● **TEXTO DE LECTURA**
▶
En materia presupuestal, cabe mencionar que el gasto público destinado a las fuerzas armadas durante el 2019 (https://bit.ly/36MEicY), tuvo un incremento de 6 500 millones de dólares (algo así como 125 100 millones de pesos). Lo que equivale a 7.9% más que lo destinado durante el año 2018. Dicho incremento obedece a las erogaciones que se realizan para el combate de las organizaciones criminales.

Cabe matizar que el acuerdo publicado el 11 de mayo pasado no logra justificar la noción de uso extraordinario de las fuerzas armadas permanentes en materia de seguridad pública; ni delimita regional o geográficamente su actuación y la modalidad de problemas concretos que atenderá. Más aún, es omitida la posibilidad de evaluar constantemente la política de seguridad y, como consecuencia de ello, realizar rectificaciones al respecto. Despierta dudas también el carácter subordinado que puedan asumir las fuerzas armadas, cuando la Guardia Nacional tiene mandos militares y cuenta entre sus filas a militares y marinos en alrededor de un 80%.
◀
● **DATOS DE ORIGEN**
▶
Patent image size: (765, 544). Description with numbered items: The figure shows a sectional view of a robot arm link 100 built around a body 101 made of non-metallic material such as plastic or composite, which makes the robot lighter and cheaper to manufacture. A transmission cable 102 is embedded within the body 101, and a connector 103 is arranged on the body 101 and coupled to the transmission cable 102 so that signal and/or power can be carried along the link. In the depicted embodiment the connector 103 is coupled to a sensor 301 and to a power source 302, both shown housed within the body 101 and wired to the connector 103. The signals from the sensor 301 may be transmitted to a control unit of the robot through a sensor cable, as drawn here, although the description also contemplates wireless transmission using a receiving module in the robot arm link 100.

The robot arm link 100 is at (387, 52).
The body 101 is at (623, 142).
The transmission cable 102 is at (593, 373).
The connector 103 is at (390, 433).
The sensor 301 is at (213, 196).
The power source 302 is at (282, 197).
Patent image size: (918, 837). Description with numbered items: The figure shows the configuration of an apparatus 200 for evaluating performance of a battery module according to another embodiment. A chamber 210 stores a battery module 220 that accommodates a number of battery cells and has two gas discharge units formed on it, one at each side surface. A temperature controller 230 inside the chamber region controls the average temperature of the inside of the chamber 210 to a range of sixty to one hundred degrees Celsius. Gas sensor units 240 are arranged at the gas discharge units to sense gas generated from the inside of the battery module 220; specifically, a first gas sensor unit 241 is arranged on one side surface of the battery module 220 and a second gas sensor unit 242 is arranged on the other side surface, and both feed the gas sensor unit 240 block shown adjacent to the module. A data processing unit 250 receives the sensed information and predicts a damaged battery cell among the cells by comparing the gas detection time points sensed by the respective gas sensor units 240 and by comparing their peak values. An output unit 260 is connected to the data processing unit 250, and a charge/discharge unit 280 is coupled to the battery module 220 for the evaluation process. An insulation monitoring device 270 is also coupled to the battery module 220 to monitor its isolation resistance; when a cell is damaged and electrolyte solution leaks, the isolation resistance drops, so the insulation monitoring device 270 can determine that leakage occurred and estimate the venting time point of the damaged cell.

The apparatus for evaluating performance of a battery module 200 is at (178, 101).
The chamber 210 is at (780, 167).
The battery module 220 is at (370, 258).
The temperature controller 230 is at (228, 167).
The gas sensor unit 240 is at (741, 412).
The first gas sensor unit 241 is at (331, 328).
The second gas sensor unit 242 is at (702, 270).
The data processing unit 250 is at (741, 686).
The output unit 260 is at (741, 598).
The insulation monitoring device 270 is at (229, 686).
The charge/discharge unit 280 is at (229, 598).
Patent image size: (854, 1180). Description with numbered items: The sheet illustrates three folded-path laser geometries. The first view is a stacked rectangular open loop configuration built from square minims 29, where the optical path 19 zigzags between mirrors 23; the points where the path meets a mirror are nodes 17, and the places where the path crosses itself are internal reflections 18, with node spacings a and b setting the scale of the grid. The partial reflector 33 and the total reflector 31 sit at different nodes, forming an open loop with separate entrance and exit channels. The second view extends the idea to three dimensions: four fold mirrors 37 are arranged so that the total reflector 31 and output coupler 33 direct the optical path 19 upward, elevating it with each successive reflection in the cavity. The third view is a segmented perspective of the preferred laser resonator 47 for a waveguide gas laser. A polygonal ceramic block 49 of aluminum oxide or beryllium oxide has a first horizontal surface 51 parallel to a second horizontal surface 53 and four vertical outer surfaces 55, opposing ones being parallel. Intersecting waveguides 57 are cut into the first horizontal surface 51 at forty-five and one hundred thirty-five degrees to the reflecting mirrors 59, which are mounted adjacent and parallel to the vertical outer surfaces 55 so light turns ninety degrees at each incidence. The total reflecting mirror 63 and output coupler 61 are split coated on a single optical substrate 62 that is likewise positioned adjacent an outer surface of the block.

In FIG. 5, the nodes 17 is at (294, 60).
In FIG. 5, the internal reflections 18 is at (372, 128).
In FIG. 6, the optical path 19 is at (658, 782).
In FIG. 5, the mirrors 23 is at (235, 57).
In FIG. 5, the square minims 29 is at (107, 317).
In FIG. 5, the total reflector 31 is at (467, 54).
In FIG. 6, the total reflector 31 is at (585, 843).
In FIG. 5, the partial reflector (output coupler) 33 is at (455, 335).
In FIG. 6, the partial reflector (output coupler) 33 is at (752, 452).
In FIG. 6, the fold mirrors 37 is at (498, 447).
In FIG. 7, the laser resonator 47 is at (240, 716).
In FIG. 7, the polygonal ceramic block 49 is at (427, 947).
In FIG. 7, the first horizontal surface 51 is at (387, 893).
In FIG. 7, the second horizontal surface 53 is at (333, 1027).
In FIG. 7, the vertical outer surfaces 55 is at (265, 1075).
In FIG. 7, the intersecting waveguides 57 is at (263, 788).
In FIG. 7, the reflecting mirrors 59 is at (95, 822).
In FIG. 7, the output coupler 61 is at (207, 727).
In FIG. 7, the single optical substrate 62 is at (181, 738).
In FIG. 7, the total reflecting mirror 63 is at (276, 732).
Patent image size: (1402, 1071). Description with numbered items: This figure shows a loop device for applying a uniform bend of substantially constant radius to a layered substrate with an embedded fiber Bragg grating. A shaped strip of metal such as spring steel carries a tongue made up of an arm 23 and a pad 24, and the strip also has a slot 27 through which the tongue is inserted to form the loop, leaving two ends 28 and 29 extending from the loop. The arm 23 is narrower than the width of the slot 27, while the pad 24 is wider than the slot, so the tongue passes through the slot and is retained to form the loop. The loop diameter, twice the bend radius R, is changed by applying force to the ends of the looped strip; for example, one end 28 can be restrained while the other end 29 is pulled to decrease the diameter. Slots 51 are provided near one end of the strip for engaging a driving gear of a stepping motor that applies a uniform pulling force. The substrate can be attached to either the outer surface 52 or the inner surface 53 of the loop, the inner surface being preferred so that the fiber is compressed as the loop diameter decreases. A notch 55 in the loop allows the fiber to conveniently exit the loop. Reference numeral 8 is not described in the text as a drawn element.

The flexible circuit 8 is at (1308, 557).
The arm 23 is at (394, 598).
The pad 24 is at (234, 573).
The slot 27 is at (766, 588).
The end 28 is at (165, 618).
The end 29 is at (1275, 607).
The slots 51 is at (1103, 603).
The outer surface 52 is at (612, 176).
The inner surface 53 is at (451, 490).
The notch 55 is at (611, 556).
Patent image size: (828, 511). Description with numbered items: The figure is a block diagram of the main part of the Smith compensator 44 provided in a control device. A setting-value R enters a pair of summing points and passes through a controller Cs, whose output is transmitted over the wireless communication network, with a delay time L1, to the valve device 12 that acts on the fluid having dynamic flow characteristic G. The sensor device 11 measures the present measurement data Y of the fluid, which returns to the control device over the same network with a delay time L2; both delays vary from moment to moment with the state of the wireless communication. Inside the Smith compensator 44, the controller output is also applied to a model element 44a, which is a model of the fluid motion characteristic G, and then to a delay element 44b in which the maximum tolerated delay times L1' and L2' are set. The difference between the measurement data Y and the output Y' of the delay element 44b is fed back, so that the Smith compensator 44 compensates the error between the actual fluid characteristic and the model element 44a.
◀
● **POR HACER**
A: Responde a estas preguntas sobre el texto acerca de las fuerzas armadas y la seguridad pública:
(i) ¿En cuánto aumentó, en dólares, el gasto público destinado a las fuerzas armadas durante 2019?
(ii) ¿En qué fecha se publicó el acuerdo que se menciona?
(iii) ¿Qué proporción aproximada de la Guardia Nacional forman militares y marinos?
B: Prolonga el texto sobre las fuerzas armadas y la seguridad pública a partir de su última oración.

● **PROBLEMAS RESUELTOS**
A:
(i) En 6 500 millones de dólares.
(ii) El 11 de mayo.
(iii) Alrededor de un 80%.

B:
Tampoco se ofrecen detalles en el acuerdo publicado en torno a la necesidad de fortalecer las corporaciones policiacas civiles; omitiendo que sin ello, el carácter excepcional de la participación de las fuerzas armadas puede convertirse en regla general al institucionalizar y legitimarse la militarización.

Este rango constitucional que adquiere la militarización redundará en mayores recursos presupuestales, así como en su injerencia metaconstitucional y en su transversalidad respecto a las políticas públicas en los tres niveles de la administración pública (federal, estatal y municipal). Con varias de estas imprecisiones –premeditadas o no–, se pierde –tal como lo menciona la misma Comisión Nacional de Derechos Humanos– el principio de certeza jurídica.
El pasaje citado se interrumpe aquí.